- _CHALLENGE_: Pull each line containing "Figure" out of the data and copy it.

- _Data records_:
⁂
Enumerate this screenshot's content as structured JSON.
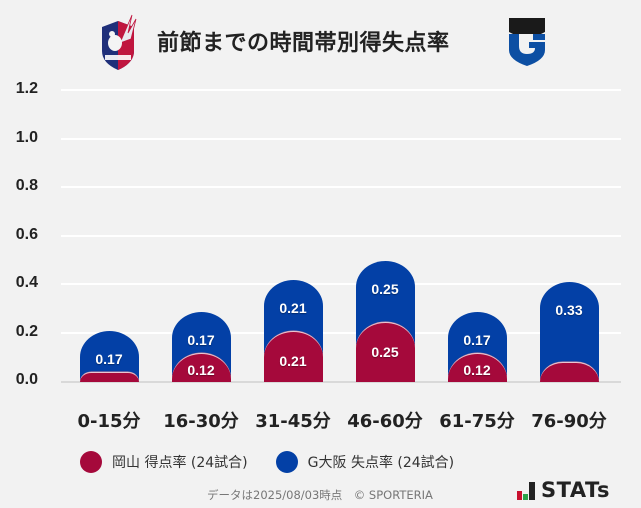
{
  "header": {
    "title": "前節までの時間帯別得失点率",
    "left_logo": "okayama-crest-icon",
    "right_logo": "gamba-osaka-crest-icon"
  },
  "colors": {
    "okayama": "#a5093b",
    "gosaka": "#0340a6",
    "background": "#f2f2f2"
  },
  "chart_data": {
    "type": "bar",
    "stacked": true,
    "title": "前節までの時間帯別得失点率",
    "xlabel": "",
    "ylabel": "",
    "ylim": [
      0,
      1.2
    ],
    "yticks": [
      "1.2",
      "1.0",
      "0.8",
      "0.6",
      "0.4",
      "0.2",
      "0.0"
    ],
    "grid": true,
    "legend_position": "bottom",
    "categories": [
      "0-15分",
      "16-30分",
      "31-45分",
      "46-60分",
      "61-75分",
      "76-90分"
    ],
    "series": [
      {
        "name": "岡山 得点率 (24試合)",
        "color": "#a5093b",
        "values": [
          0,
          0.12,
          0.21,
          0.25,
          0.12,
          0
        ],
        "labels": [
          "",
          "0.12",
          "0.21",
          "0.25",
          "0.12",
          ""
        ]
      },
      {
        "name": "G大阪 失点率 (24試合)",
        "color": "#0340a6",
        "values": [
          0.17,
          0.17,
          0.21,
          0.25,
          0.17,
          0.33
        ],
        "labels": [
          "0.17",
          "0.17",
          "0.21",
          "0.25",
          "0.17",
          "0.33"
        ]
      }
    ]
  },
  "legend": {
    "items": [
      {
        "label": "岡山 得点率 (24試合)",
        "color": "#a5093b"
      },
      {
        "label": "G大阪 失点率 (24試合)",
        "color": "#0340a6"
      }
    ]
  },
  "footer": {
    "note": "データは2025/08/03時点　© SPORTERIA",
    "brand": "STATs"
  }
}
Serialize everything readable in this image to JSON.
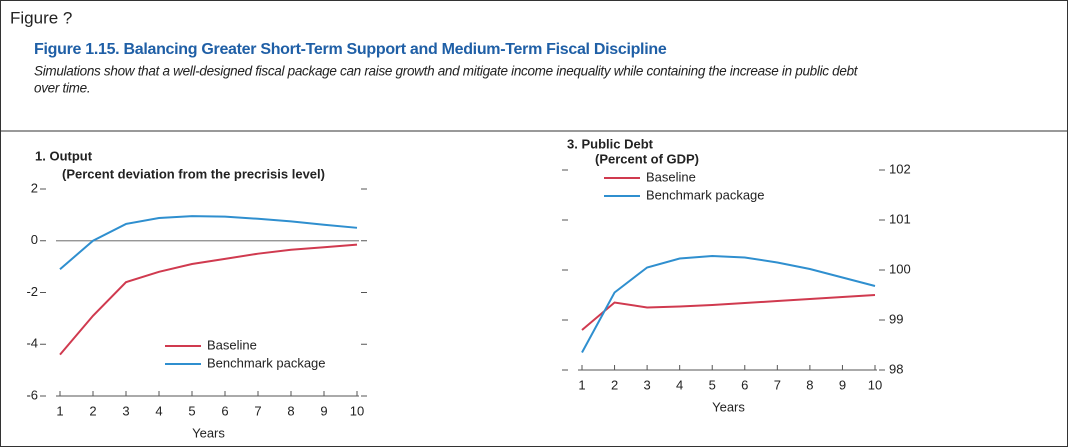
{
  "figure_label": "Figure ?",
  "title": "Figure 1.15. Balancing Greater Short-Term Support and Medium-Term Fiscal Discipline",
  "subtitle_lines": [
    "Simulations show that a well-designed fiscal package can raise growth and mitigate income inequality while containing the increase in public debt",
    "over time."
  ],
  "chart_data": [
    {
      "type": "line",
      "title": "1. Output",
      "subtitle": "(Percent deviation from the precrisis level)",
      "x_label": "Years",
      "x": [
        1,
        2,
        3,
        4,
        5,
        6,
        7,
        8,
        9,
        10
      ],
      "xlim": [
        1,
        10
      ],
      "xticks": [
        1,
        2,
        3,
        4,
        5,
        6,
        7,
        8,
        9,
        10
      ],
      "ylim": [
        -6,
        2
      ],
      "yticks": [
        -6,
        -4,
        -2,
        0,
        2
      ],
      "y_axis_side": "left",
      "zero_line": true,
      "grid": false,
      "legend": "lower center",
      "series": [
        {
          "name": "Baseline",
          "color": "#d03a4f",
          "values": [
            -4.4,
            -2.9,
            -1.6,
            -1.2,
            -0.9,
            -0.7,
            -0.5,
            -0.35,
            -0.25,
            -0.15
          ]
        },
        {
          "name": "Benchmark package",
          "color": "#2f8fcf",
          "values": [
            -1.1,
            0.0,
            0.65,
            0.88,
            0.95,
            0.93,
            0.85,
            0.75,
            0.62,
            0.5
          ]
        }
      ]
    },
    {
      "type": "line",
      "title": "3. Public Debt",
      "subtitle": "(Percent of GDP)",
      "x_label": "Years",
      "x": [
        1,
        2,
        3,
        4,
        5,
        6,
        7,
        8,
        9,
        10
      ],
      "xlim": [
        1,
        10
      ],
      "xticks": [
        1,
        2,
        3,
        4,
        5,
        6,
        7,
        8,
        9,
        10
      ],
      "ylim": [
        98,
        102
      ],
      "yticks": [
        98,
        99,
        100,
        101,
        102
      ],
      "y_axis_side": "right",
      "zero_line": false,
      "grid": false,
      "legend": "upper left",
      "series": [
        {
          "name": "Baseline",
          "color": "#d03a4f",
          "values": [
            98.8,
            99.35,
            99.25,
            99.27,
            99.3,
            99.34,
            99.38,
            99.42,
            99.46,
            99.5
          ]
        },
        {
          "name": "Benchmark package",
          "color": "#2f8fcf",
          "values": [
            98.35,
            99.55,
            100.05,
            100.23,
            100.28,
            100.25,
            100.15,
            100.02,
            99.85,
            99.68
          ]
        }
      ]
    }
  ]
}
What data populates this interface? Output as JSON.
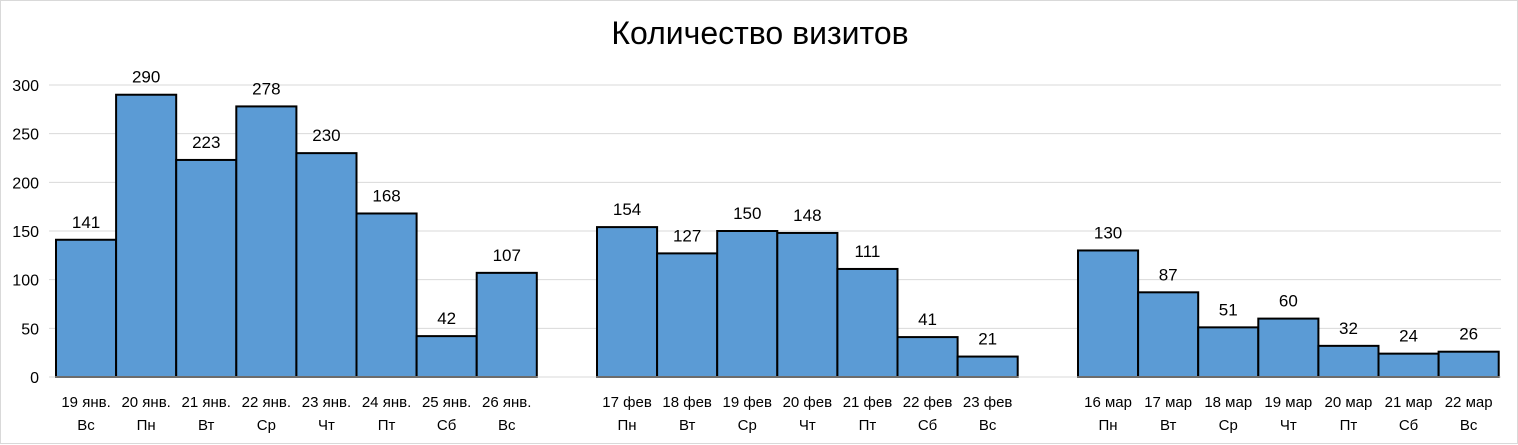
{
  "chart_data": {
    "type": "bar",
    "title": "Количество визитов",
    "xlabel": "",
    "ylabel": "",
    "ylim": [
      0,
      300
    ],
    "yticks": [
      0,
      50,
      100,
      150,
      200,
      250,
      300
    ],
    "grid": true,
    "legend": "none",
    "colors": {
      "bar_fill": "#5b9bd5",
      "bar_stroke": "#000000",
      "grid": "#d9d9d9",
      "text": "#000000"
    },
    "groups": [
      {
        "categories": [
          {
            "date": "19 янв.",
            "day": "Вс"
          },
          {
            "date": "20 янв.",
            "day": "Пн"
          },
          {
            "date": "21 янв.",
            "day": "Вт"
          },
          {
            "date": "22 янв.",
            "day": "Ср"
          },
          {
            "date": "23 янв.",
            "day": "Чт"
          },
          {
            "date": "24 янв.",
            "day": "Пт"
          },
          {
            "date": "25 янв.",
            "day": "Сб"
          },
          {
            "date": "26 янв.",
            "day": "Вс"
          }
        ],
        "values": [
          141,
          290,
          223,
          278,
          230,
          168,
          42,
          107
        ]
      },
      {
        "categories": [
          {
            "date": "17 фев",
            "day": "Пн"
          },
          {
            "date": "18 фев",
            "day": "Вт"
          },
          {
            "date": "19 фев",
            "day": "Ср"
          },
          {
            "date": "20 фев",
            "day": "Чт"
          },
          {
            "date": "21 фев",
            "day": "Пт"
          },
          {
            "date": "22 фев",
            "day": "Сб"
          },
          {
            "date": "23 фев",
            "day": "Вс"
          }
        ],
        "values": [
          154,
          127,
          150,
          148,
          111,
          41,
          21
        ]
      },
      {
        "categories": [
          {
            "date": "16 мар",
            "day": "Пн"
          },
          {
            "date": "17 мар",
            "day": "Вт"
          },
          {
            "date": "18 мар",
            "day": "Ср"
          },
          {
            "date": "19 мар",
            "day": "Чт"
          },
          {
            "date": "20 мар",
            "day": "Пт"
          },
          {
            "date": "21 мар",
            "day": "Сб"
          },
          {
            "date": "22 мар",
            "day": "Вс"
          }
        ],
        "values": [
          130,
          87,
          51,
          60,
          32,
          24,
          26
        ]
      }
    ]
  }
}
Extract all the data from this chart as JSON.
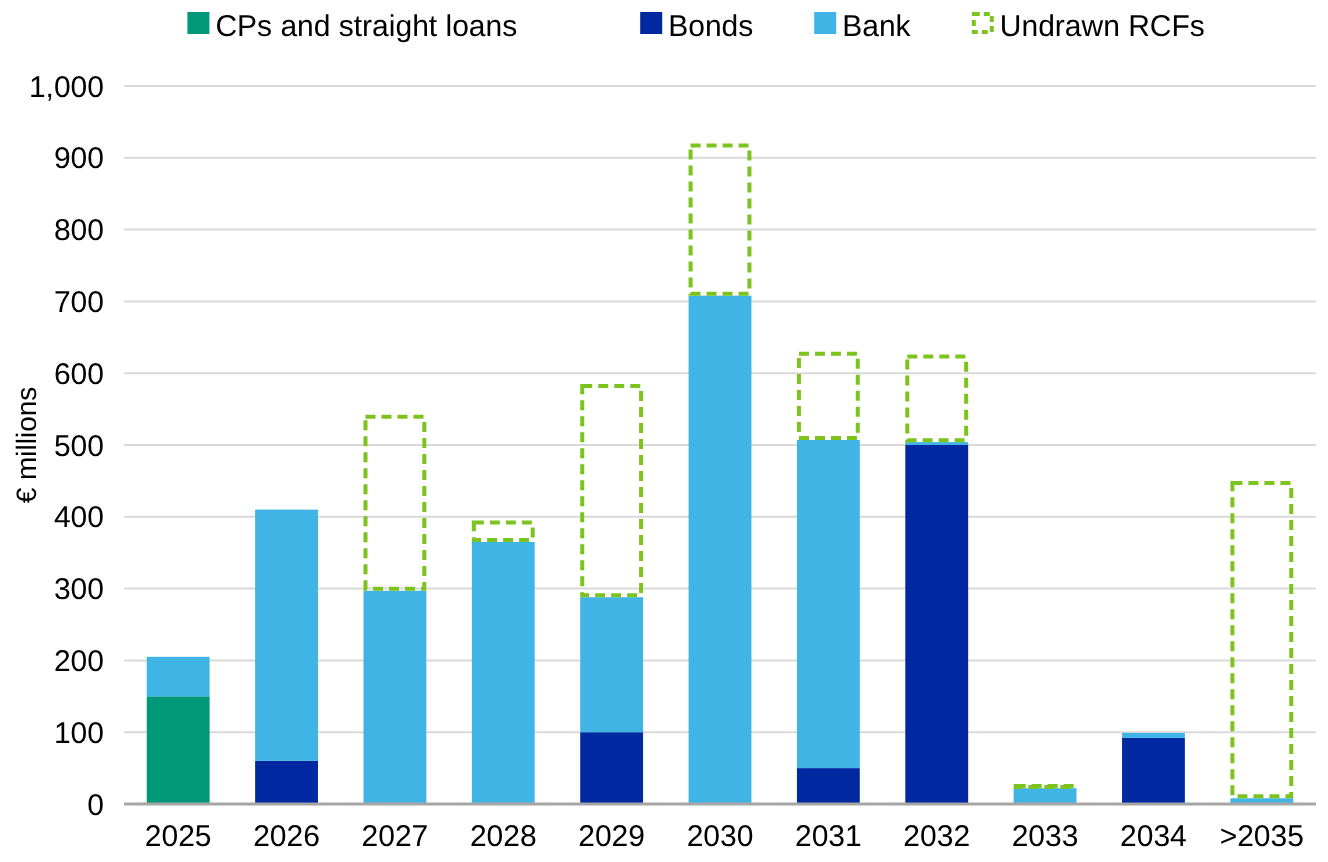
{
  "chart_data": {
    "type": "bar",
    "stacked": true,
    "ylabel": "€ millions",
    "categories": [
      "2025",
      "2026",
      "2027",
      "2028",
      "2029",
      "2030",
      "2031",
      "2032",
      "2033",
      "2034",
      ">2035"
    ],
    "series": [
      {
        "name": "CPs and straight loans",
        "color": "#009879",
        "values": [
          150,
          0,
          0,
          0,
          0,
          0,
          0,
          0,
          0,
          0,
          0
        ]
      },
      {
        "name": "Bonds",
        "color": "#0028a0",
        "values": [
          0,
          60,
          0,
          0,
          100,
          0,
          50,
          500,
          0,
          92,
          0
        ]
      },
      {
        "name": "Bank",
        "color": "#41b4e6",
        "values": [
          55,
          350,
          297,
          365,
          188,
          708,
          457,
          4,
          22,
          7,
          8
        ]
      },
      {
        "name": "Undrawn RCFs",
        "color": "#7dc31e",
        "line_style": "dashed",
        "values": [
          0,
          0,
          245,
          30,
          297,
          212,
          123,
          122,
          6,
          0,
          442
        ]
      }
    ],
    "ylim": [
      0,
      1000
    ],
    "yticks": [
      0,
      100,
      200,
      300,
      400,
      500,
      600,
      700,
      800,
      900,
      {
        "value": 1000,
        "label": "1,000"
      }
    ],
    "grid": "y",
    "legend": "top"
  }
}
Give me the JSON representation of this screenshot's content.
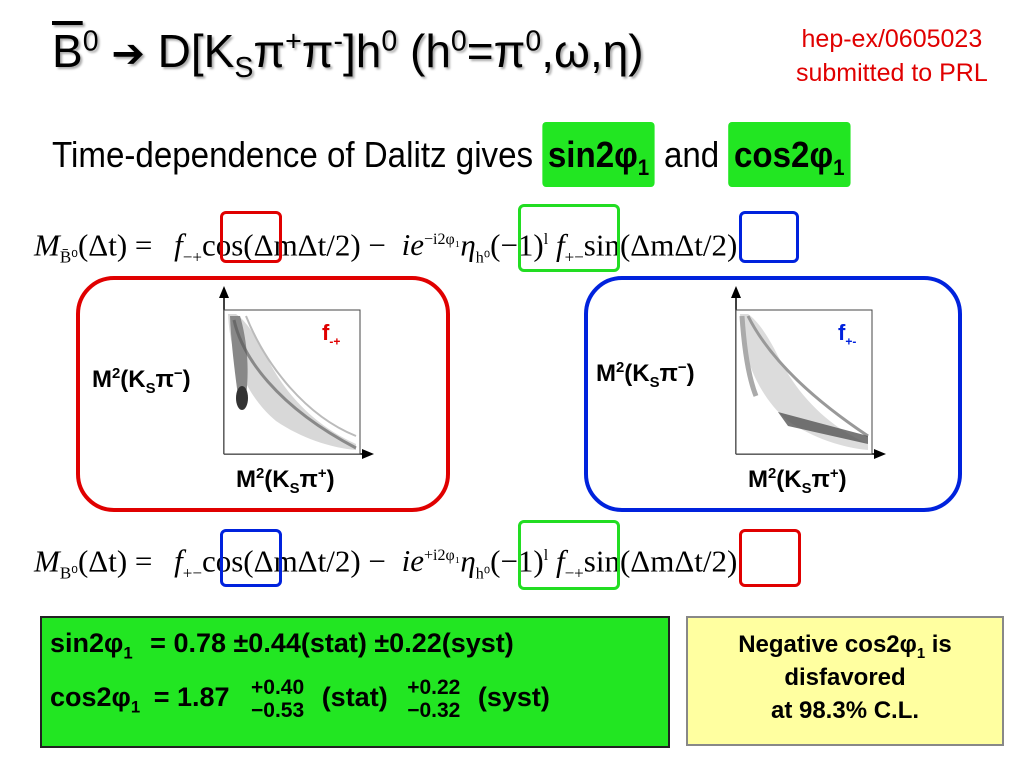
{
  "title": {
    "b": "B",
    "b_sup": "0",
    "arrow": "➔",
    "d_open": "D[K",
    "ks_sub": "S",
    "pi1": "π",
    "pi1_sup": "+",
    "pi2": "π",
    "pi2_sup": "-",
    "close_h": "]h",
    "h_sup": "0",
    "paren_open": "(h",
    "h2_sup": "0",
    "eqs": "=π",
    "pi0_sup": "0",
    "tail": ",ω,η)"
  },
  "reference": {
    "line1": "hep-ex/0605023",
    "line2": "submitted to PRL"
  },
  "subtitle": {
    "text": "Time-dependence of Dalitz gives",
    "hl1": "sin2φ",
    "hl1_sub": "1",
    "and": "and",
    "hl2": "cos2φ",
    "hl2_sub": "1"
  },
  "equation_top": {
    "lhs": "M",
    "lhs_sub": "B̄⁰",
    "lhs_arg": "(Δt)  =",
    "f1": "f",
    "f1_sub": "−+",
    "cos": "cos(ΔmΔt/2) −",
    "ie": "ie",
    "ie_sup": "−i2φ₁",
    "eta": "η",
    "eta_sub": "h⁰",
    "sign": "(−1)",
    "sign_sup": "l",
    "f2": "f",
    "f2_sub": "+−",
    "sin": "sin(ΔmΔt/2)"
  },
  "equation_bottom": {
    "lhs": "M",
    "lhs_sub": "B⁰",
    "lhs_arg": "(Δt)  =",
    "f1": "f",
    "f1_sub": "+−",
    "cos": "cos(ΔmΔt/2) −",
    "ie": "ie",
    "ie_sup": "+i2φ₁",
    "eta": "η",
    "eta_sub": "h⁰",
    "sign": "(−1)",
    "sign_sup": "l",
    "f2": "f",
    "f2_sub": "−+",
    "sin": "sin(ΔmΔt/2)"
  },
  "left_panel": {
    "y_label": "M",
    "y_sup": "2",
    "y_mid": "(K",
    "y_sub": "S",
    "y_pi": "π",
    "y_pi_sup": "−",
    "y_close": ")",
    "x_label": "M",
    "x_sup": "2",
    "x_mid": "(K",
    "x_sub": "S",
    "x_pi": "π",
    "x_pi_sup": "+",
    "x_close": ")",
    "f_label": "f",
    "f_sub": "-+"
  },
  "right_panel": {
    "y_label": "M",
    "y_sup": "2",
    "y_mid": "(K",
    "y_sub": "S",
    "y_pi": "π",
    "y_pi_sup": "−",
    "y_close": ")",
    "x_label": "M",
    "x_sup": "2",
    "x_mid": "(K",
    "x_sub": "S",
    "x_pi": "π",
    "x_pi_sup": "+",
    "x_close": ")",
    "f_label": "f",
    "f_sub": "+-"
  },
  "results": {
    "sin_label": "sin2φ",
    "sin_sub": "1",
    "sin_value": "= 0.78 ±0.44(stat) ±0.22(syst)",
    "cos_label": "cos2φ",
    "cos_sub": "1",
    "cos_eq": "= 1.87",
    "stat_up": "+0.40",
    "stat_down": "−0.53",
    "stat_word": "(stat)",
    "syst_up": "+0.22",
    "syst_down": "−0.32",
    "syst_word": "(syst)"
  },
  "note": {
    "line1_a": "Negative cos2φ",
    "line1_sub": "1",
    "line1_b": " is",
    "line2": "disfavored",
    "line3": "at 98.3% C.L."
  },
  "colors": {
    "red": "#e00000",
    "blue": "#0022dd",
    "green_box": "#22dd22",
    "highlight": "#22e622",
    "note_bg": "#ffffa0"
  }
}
⁂
- _EXERCISE RESULT_:
  "figure_label": "Figure ?",
  "title": "Figure 1.15. Balancing Greater Short-Term Support and Medium-Term Fiscal Discipline",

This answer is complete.